-------- DATA LISTING --------

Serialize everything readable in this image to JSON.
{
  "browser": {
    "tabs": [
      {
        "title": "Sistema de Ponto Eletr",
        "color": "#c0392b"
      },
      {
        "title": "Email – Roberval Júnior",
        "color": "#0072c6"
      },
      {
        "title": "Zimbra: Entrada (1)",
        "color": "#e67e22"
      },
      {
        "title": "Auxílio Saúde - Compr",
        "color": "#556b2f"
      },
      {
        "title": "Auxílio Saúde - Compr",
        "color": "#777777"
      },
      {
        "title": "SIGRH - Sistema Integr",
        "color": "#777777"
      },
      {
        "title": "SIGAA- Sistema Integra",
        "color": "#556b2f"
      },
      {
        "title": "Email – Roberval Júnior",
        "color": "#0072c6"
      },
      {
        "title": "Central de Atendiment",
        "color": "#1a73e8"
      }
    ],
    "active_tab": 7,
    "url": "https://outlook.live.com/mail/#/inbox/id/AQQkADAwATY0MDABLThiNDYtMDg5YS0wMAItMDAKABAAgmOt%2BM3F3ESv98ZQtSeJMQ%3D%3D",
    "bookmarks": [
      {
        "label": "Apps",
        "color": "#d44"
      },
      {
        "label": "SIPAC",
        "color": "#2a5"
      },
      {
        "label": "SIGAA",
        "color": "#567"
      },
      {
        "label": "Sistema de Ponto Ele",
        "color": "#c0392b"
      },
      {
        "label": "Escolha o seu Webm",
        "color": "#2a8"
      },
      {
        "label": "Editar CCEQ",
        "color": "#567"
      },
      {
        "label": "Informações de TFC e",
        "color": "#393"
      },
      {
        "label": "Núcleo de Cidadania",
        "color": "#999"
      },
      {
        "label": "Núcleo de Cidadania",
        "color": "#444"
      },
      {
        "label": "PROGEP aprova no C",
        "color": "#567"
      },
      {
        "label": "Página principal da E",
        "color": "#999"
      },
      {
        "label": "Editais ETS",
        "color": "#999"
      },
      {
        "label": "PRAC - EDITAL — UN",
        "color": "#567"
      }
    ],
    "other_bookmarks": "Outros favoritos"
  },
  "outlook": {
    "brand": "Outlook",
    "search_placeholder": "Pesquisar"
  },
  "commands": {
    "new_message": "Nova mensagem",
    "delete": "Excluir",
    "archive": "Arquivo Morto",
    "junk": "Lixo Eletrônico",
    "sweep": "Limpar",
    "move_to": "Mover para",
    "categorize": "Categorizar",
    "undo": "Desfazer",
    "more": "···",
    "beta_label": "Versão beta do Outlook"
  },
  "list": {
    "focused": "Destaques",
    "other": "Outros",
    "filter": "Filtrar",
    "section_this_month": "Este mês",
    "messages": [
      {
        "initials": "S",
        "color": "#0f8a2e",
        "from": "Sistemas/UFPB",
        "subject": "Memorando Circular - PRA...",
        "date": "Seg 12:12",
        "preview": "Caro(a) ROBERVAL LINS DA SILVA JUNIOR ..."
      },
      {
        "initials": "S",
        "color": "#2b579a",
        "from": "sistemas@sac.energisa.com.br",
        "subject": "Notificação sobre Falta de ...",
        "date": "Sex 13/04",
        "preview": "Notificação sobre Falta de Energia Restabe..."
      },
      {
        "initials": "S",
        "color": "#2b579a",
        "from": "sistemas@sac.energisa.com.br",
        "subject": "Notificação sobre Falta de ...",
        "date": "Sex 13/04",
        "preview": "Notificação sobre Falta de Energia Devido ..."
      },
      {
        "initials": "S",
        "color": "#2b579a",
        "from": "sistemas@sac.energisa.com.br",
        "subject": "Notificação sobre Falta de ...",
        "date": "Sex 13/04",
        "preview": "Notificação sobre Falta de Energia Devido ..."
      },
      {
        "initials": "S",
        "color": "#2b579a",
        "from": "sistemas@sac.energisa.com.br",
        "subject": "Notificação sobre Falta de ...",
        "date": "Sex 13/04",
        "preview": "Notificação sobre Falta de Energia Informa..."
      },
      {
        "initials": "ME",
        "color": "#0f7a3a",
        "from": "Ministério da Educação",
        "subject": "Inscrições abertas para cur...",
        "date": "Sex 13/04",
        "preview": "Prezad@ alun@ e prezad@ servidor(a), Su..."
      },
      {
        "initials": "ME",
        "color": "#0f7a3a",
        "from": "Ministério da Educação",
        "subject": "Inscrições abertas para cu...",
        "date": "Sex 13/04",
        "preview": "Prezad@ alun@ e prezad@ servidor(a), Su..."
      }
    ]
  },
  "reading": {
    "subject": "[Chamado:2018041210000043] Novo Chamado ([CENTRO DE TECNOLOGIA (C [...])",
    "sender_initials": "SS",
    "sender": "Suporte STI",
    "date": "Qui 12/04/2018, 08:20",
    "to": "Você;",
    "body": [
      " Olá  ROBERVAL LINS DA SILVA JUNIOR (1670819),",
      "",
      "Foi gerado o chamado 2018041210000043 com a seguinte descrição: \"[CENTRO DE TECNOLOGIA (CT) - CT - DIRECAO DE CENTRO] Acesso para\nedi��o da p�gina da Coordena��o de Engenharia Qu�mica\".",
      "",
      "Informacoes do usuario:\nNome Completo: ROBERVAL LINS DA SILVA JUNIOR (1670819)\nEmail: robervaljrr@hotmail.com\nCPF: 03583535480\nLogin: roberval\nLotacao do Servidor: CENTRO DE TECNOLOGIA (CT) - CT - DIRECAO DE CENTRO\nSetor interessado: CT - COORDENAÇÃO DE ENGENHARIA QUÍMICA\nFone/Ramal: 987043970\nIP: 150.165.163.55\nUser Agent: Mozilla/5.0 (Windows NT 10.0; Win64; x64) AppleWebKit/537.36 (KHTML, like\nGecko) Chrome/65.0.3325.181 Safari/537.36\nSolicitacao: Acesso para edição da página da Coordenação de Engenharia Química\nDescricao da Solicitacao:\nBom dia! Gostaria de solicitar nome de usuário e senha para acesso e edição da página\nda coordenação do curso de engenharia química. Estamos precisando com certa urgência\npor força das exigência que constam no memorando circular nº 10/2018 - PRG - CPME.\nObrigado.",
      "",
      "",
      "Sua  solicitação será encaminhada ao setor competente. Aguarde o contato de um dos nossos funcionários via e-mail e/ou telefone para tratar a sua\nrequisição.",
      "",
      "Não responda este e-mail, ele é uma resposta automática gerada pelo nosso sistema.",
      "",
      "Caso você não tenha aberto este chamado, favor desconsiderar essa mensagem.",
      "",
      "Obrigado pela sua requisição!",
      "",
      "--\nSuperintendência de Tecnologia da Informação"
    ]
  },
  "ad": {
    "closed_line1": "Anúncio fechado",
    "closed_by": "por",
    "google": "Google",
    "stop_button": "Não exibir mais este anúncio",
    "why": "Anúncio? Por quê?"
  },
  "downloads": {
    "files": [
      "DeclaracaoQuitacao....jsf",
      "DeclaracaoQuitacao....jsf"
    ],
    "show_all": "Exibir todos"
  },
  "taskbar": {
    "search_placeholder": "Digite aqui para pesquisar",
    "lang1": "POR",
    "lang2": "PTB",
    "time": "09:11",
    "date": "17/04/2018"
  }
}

--------

= WRITTEN INSTRUCTION =
Repeat the lines above exactly.

= OUTPUT OF THE EXERCISE =
Serialize everything readable in this image to JSON.
{
  "browser": {
    "tabs": [
      {
        "title": "Sistema de Ponto Eletr",
        "color": "#c0392b"
      },
      {
        "title": "Email – Roberval Júnior",
        "color": "#0072c6"
      },
      {
        "title": "Zimbra: Entrada (1)",
        "color": "#e67e22"
      },
      {
        "title": "Auxílio Saúde - Compr",
        "color": "#556b2f"
      },
      {
        "title": "Auxílio Saúde - Compr",
        "color": "#777777"
      },
      {
        "title": "SIGRH - Sistema Integr",
        "color": "#777777"
      },
      {
        "title": "SIGAA- Sistema Integra",
        "color": "#556b2f"
      },
      {
        "title": "Email – Roberval Júnior",
        "color": "#0072c6"
      },
      {
        "title": "Central de Atendiment",
        "color": "#1a73e8"
      }
    ],
    "active_tab": 7,
    "url": "https://outlook.live.com/mail/#/inbox/id/AQQkADAwATY0MDABLThiNDYtMDg5YS0wMAItMDAKABAAgmOt%2BM3F3ESv98ZQtSeJMQ%3D%3D",
    "bookmarks": [
      {
        "label": "Apps",
        "color": "#d44"
      },
      {
        "label": "SIPAC",
        "color": "#2a5"
      },
      {
        "label": "SIGAA",
        "color": "#567"
      },
      {
        "label": "Sistema de Ponto Ele",
        "color": "#c0392b"
      },
      {
        "label": "Escolha o seu Webm",
        "color": "#2a8"
      },
      {
        "label": "Editar CCEQ",
        "color": "#567"
      },
      {
        "label": "Informações de TFC e",
        "color": "#393"
      },
      {
        "label": "Núcleo de Cidadania",
        "color": "#999"
      },
      {
        "label": "Núcleo de Cidadania",
        "color": "#444"
      },
      {
        "label": "PROGEP aprova no C",
        "color": "#567"
      },
      {
        "label": "Página principal da E",
        "color": "#999"
      },
      {
        "label": "Editais ETS",
        "color": "#999"
      },
      {
        "label": "PRAC - EDITAL — UN",
        "color": "#567"
      }
    ],
    "other_bookmarks": "Outros favoritos"
  },
  "outlook": {
    "brand": "Outlook",
    "search_placeholder": "Pesquisar"
  },
  "commands": {
    "new_message": "Nova mensagem",
    "delete": "Excluir",
    "archive": "Arquivo Morto",
    "junk": "Lixo Eletrônico",
    "sweep": "Limpar",
    "move_to": "Mover para",
    "categorize": "Categorizar",
    "undo": "Desfazer",
    "more": "···",
    "beta_label": "Versão beta do Outlook"
  },
  "list": {
    "focused": "Destaques",
    "other": "Outros",
    "filter": "Filtrar",
    "section_this_month": "Este mês",
    "messages": [
      {
        "initials": "S",
        "color": "#0f8a2e",
        "from": "Sistemas/UFPB",
        "subject": "Memorando Circular - PRA...",
        "date": "Seg 12:12",
        "preview": "Caro(a) ROBERVAL LINS DA SILVA JUNIOR ..."
      },
      {
        "initials": "S",
        "color": "#2b579a",
        "from": "sistemas@sac.energisa.com.br",
        "subject": "Notificação sobre Falta de ...",
        "date": "Sex 13/04",
        "preview": "Notificação sobre Falta de Energia Restabe..."
      },
      {
        "initials": "S",
        "color": "#2b579a",
        "from": "sistemas@sac.energisa.com.br",
        "subject": "Notificação sobre Falta de ...",
        "date": "Sex 13/04",
        "preview": "Notificação sobre Falta de Energia Devido ..."
      },
      {
        "initials": "S",
        "color": "#2b579a",
        "from": "sistemas@sac.energisa.com.br",
        "subject": "Notificação sobre Falta de ...",
        "date": "Sex 13/04",
        "preview": "Notificação sobre Falta de Energia Devido ..."
      },
      {
        "initials": "S",
        "color": "#2b579a",
        "from": "sistemas@sac.energisa.com.br",
        "subject": "Notificação sobre Falta de ...",
        "date": "Sex 13/04",
        "preview": "Notificação sobre Falta de Energia Informa..."
      },
      {
        "initials": "ME",
        "color": "#0f7a3a",
        "from": "Ministério da Educação",
        "subject": "Inscrições abertas para cur...",
        "date": "Sex 13/04",
        "preview": "Prezad@ alun@ e prezad@ servidor(a), Su..."
      },
      {
        "initials": "ME",
        "color": "#0f7a3a",
        "from": "Ministério da Educação",
        "subject": "Inscrições abertas para cu...",
        "date": "Sex 13/04",
        "preview": "Prezad@ alun@ e prezad@ servidor(a), Su..."
      }
    ]
  },
  "reading": {
    "subject": "[Chamado:2018041210000043] Novo Chamado ([CENTRO DE TECNOLOGIA (C [...])",
    "sender_initials": "SS",
    "sender": "Suporte STI",
    "date": "Qui 12/04/2018, 08:20",
    "to": "Você;",
    "body": [
      " Olá  ROBERVAL LINS DA SILVA JUNIOR (1670819),",
      "",
      "Foi gerado o chamado 2018041210000043 com a seguinte descrição: \"[CENTRO DE TECNOLOGIA (CT) - CT - DIRECAO DE CENTRO] Acesso para\nedi��o da p�gina da Coordena��o de Engenharia Qu�mica\".",
      "",
      "Informacoes do usuario:\nNome Completo: ROBERVAL LINS DA SILVA JUNIOR (1670819)\nEmail: robervaljrr@hotmail.com\nCPF: 03583535480\nLogin: roberval\nLotacao do Servidor: CENTRO DE TECNOLOGIA (CT) - CT - DIRECAO DE CENTRO\nSetor interessado: CT - COORDENAÇÃO DE ENGENHARIA QUÍMICA\nFone/Ramal: 987043970\nIP: 150.165.163.55\nUser Agent: Mozilla/5.0 (Windows NT 10.0; Win64; x64) AppleWebKit/537.36 (KHTML, like\nGecko) Chrome/65.0.3325.181 Safari/537.36\nSolicitacao: Acesso para edição da página da Coordenação de Engenharia Química\nDescricao da Solicitacao:\nBom dia! Gostaria de solicitar nome de usuário e senha para acesso e edição da página\nda coordenação do curso de engenharia química. Estamos precisando com certa urgência\npor força das exigência que constam no memorando circular nº 10/2018 - PRG - CPME.\nObrigado.",
      "",
      "",
      "Sua  solicitação será encaminhada ao setor competente. Aguarde o contato de um dos nossos funcionários via e-mail e/ou telefone para tratar a sua\nrequisição.",
      "",
      "Não responda este e-mail, ele é uma resposta automática gerada pelo nosso sistema.",
      "",
      "Caso você não tenha aberto este chamado, favor desconsiderar essa mensagem.",
      "",
      "Obrigado pela sua requisição!",
      "",
      "--\nSuperintendência de Tecnologia da Informação"
    ]
  },
  "ad": {
    "closed_line1": "Anúncio fechado",
    "closed_by": "por",
    "google": "Google",
    "stop_button": "Não exibir mais este anúncio",
    "why": "Anúncio? Por quê?"
  },
  "downloads": {
    "files": [
      "DeclaracaoQuitacao....jsf",
      "DeclaracaoQuitacao....jsf"
    ],
    "show_all": "Exibir todos"
  },
  "taskbar": {
    "search_placeholder": "Digite aqui para pesquisar",
    "lang1": "POR",
    "lang2": "PTB",
    "time": "09:11",
    "date": "17/04/2018"
  }
}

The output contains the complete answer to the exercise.